### Raw data

------------------------------------

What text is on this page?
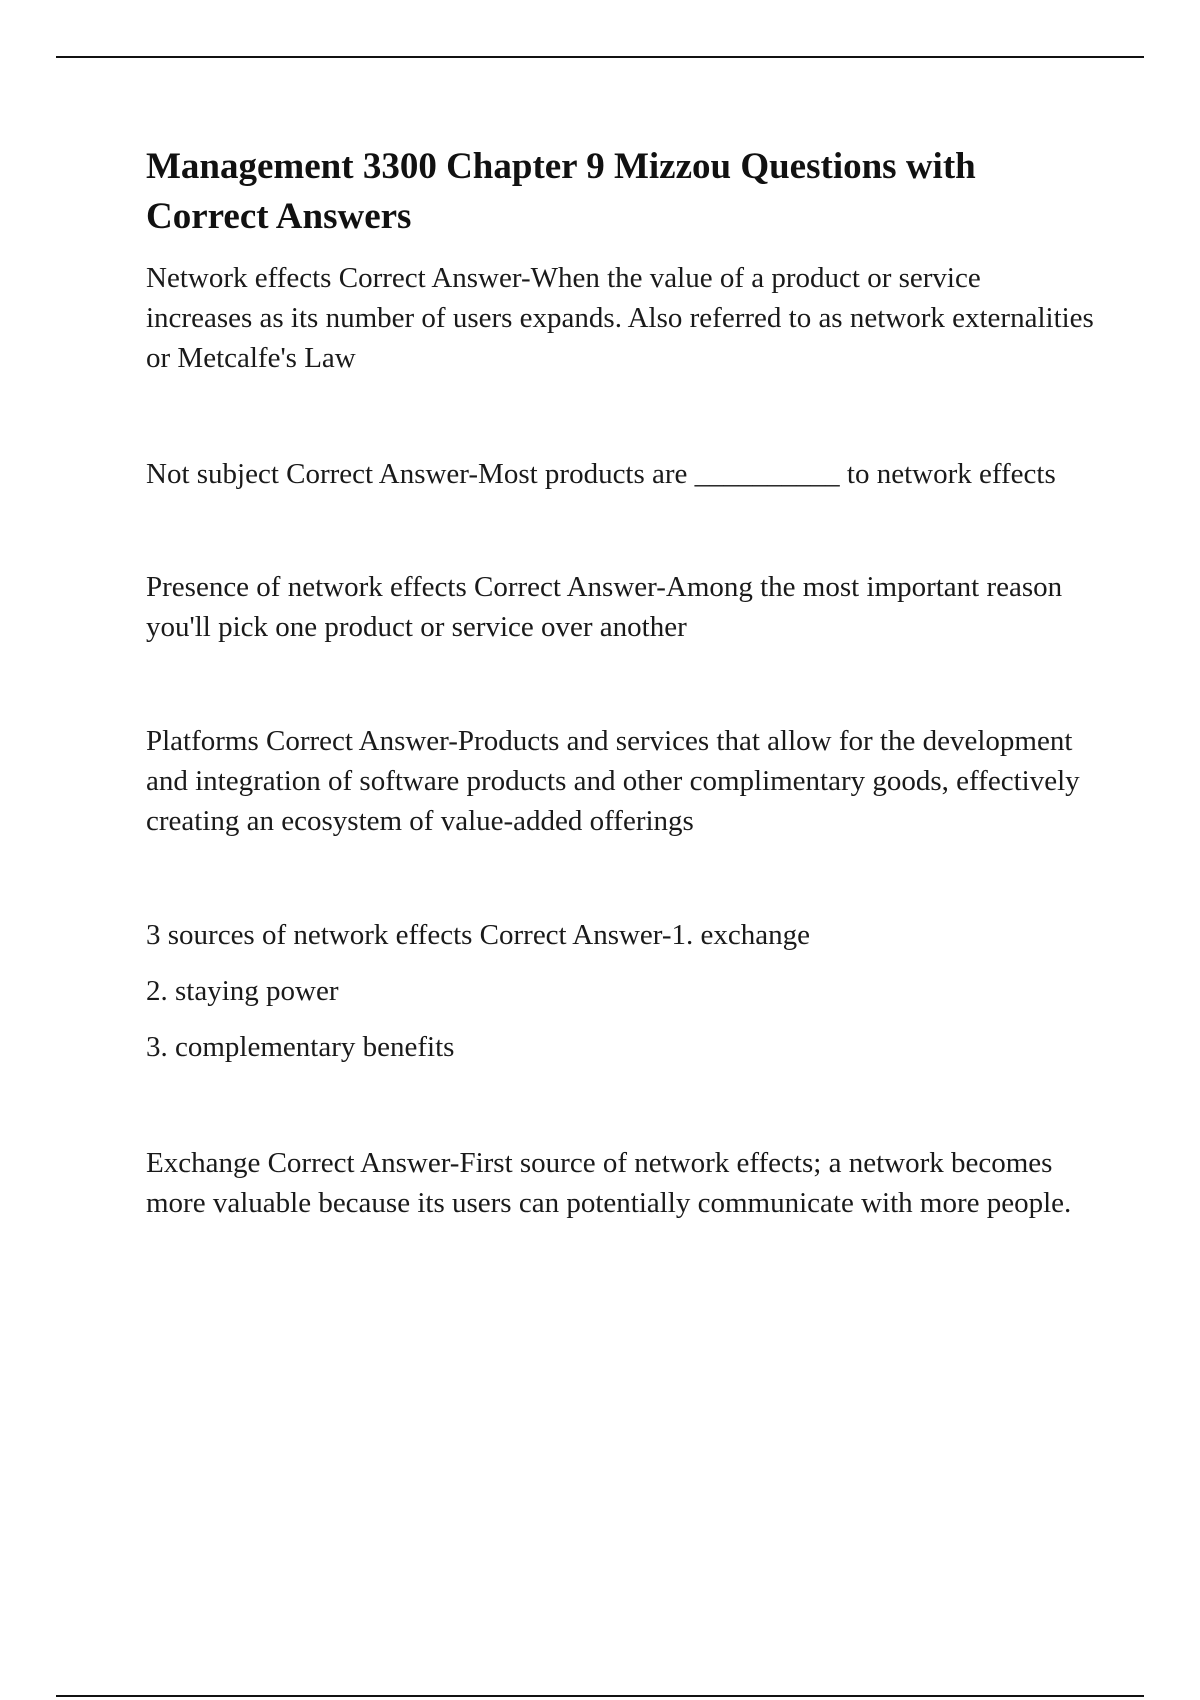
Management 3300 Chapter 9 Mizzou Questions with Correct Answers

Network effects Correct Answer-When the value of a product or service increases as its number of users expands. Also referred to as network externalities or Metcalfe's Law

Not subject Correct Answer-Most products are __________ to network effects

Presence of network effects Correct Answer-Among the most important reason you'll pick one product or service over another

Platforms Correct Answer-Products and services that allow for the development and integration of software products and other complimentary goods, effectively creating an ecosystem of value-added offerings

3 sources of network effects Correct Answer-1. exchange

2. staying power

3. complementary benefits

Exchange Correct Answer-First source of network effects; a network becomes more valuable because its users can potentially communicate with more people.
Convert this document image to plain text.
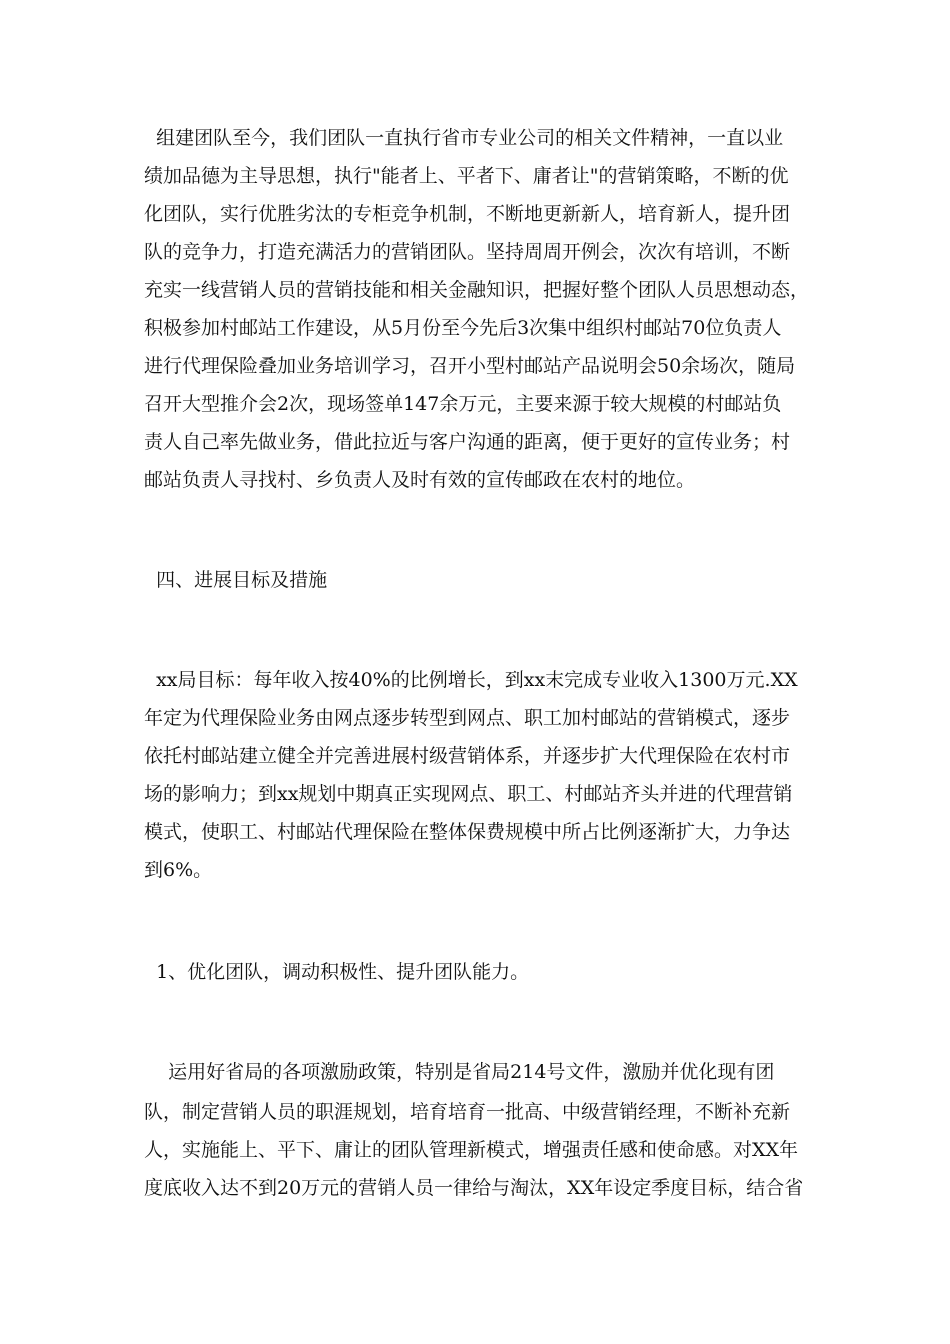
组建团队至今，我们团队一直执行省市专业公司的相关文件精神，一直以业
绩加品德为主导思想，执行"能者上、平者下、庸者让"的营销策略，不断的优
化团队，实行优胜劣汰的专柜竞争机制，不断地更新新人，培育新人，提升团
队的竞争力，打造充满活力的营销团队。坚持周周开例会，次次有培训，不断
充实一线营销人员的营销技能和相关金融知识，把握好整个团队人员思想动态，
积极参加村邮站工作建设，从5月份至今先后3次集中组织村邮站70位负责人
进行代理保险叠加业务培训学习，召开小型村邮站产品说明会50余场次，随局
召开大型推介会2次，现场签单147余万元，主要来源于较大规模的村邮站负
责人自己率先做业务，借此拉近与客户沟通的距离，便于更好的宣传业务；村
邮站负责人寻找村、乡负责人及时有效的宣传邮政在农村的地位。
四、进展目标及措施
xx局目标：每年收入按40%的比例增长，到xx末完成专业收入1300万元.XX
年定为代理保险业务由网点逐步转型到网点、职工加村邮站的营销模式，逐步
依托村邮站建立健全并完善进展村级营销体系，并逐步扩大代理保险在农村市
场的影响力；到xx规划中期真正实现网点、职工、村邮站齐头并进的代理营销
模式，使职工、村邮站代理保险在整体保费规模中所占比例逐渐扩大，力争达
到6%。
1、优化团队，调动积极性、提升团队能力。
运用好省局的各项激励政策，特别是省局214号文件，激励并优化现有团
队，制定营销人员的职涯规划，培育培育一批高、中级营销经理，不断补充新
人，实施能上、平下、庸让的团队管理新模式，增强责任感和使命感。对XX年
度底收入达不到20万元的营销人员一律给与淘汰，XX年设定季度目标，结合省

------------------------------------

### Written exercise
Locate the line containing "Convert this document image to plain text." in the material above, then repeat it and every later line exactly, with no pictures.

### Full response
Convert this document image to plain text.
组建团队至今，我们团队一直执行省市专业公司的相关文件精神，一直以业
绩加品德为主导思想，执行"能者上、平者下、庸者让"的营销策略，不断的优
化团队，实行优胜劣汰的专柜竞争机制，不断地更新新人，培育新人，提升团
队的竞争力，打造充满活力的营销团队。坚持周周开例会，次次有培训，不断
充实一线营销人员的营销技能和相关金融知识，把握好整个团队人员思想动态，
积极参加村邮站工作建设，从5月份至今先后3次集中组织村邮站70位负责人
进行代理保险叠加业务培训学习，召开小型村邮站产品说明会50余场次，随局
召开大型推介会2次，现场签单147余万元，主要来源于较大规模的村邮站负
责人自己率先做业务，借此拉近与客户沟通的距离，便于更好的宣传业务；村
邮站负责人寻找村、乡负责人及时有效的宣传邮政在农村的地位。
四、进展目标及措施
xx局目标：每年收入按40%的比例增长，到xx末完成专业收入1300万元.XX
年定为代理保险业务由网点逐步转型到网点、职工加村邮站的营销模式，逐步
依托村邮站建立健全并完善进展村级营销体系，并逐步扩大代理保险在农村市
场的影响力；到xx规划中期真正实现网点、职工、村邮站齐头并进的代理营销
模式，使职工、村邮站代理保险在整体保费规模中所占比例逐渐扩大，力争达
到6%。
1、优化团队，调动积极性、提升团队能力。
运用好省局的各项激励政策，特别是省局214号文件，激励并优化现有团
队，制定营销人员的职涯规划，培育培育一批高、中级营销经理，不断补充新
人，实施能上、平下、庸让的团队管理新模式，增强责任感和使命感。对XX年
度底收入达不到20万元的营销人员一律给与淘汰，XX年设定季度目标，结合省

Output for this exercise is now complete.